Source data
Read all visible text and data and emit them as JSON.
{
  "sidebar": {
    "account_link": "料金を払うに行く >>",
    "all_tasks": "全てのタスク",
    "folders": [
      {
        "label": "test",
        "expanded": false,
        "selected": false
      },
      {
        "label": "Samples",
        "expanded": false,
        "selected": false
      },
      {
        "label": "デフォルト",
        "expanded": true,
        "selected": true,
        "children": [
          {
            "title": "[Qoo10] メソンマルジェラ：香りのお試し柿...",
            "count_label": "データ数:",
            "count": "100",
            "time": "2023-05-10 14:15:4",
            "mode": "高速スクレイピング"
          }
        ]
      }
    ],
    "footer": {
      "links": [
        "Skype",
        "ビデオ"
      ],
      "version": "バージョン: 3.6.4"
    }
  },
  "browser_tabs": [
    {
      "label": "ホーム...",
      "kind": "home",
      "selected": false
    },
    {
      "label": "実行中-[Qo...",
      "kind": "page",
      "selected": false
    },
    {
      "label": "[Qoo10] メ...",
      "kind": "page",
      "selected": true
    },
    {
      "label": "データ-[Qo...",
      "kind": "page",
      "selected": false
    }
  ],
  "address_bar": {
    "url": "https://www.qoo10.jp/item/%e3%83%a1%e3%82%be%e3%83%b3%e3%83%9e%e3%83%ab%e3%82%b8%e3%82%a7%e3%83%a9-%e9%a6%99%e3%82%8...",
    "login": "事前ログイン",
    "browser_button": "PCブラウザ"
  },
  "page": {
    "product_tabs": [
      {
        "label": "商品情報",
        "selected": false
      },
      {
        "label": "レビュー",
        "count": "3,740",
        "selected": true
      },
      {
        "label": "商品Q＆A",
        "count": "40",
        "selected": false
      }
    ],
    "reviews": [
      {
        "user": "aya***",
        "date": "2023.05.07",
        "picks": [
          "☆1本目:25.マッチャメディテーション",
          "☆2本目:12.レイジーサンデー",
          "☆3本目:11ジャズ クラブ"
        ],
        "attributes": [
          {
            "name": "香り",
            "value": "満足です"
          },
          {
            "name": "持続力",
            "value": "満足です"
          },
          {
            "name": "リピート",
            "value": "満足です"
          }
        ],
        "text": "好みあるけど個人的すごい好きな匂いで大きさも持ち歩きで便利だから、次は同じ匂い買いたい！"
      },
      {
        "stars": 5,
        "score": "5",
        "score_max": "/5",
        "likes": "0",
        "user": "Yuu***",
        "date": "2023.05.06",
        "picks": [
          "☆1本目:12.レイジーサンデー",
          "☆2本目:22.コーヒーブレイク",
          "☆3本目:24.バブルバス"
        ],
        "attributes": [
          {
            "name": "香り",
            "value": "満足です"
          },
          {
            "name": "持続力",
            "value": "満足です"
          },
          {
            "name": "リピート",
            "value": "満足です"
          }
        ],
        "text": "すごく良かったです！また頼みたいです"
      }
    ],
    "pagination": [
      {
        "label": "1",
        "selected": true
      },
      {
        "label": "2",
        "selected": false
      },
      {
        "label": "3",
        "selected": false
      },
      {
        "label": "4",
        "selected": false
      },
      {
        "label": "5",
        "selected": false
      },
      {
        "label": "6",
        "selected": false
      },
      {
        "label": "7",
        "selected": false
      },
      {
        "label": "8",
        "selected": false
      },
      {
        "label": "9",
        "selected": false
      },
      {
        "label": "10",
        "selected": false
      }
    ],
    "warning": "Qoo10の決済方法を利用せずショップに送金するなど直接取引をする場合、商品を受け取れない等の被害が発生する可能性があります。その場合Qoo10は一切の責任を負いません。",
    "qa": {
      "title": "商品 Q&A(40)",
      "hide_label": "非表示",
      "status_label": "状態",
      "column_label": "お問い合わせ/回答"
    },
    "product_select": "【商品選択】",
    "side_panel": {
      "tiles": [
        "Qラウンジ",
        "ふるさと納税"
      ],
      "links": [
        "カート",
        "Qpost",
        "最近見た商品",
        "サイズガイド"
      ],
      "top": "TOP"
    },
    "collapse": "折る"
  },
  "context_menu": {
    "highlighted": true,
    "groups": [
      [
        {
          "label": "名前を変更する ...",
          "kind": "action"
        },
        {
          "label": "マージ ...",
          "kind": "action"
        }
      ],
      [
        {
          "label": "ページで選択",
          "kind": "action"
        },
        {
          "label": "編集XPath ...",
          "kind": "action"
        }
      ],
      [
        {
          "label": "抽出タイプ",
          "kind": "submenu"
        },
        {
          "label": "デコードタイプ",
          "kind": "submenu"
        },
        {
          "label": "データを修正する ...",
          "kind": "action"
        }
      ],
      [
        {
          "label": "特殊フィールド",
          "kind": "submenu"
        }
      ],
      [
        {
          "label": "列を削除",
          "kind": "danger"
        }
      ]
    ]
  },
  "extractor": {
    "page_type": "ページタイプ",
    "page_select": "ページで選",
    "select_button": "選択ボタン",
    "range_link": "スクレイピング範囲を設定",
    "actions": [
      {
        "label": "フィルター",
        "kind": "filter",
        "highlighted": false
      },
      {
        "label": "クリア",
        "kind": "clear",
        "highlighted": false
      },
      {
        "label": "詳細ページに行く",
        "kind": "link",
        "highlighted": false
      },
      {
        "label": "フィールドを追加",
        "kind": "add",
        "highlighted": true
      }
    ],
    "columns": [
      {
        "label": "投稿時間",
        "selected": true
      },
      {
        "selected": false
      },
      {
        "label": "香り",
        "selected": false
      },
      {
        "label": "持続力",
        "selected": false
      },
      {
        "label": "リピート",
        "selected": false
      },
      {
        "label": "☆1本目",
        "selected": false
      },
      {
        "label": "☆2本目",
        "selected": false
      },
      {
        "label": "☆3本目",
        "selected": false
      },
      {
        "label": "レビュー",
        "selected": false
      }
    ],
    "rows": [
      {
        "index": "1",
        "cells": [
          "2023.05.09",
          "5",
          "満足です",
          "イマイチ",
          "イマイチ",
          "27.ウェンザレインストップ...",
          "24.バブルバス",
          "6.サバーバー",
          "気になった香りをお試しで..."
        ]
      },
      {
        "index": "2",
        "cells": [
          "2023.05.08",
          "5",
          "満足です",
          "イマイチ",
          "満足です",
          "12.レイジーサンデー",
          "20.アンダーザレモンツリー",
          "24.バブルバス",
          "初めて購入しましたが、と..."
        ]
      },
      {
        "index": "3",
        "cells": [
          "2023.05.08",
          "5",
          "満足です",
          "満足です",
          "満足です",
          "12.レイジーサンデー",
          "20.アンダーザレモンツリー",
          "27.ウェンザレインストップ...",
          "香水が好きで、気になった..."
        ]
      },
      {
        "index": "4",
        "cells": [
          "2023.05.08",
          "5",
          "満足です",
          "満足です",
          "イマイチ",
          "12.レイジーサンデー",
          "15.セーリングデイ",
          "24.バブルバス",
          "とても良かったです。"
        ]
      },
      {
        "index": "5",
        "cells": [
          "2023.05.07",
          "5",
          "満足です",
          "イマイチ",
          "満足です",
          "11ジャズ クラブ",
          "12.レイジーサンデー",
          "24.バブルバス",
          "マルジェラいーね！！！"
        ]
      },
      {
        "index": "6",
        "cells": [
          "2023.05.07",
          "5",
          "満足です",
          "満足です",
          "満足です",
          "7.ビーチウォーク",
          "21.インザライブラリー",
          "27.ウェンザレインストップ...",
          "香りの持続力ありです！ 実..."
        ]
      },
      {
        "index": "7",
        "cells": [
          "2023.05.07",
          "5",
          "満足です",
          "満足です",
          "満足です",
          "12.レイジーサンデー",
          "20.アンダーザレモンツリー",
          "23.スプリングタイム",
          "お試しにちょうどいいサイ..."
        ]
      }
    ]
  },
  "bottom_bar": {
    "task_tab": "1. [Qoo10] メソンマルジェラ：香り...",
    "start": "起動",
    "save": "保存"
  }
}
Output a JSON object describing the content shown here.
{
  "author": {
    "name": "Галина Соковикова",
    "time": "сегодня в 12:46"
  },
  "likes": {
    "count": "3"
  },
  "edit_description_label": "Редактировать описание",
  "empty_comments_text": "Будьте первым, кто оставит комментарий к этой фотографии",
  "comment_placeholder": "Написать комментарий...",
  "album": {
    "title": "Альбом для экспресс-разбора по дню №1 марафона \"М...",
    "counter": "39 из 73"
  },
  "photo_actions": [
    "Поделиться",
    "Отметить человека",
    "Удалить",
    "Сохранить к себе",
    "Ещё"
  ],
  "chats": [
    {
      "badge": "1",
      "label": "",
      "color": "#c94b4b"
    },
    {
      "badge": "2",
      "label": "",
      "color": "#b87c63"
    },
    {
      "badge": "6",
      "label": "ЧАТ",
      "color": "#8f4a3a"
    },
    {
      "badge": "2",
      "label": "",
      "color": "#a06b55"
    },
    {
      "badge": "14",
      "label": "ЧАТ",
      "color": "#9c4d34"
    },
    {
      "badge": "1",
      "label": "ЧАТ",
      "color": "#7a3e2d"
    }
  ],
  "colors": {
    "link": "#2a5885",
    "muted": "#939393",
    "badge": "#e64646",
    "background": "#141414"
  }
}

▶ WHAT TO WORK ON: What are the lines from the one with "Output a JSON" through the last line of the records above? Quote them exactly and add nothing.

▶ THE SOLUTION:
Output a JSON object describing the content shown here.
{
  "author": {
    "name": "Галина Соковикова",
    "time": "сегодня в 12:46"
  },
  "likes": {
    "count": "3"
  },
  "edit_description_label": "Редактировать описание",
  "empty_comments_text": "Будьте первым, кто оставит комментарий к этой фотографии",
  "comment_placeholder": "Написать комментарий...",
  "album": {
    "title": "Альбом для экспресс-разбора по дню №1 марафона \"М...",
    "counter": "39 из 73"
  },
  "photo_actions": [
    "Поделиться",
    "Отметить человека",
    "Удалить",
    "Сохранить к себе",
    "Ещё"
  ],
  "chats": [
    {
      "badge": "1",
      "label": "",
      "color": "#c94b4b"
    },
    {
      "badge": "2",
      "label": "",
      "color": "#b87c63"
    },
    {
      "badge": "6",
      "label": "ЧАТ",
      "color": "#8f4a3a"
    },
    {
      "badge": "2",
      "label": "",
      "color": "#a06b55"
    },
    {
      "badge": "14",
      "label": "ЧАТ",
      "color": "#9c4d34"
    },
    {
      "badge": "1",
      "label": "ЧАТ",
      "color": "#7a3e2d"
    }
  ],
  "colors": {
    "link": "#2a5885",
    "muted": "#939393",
    "badge": "#e64646",
    "background": "#141414"
  }
}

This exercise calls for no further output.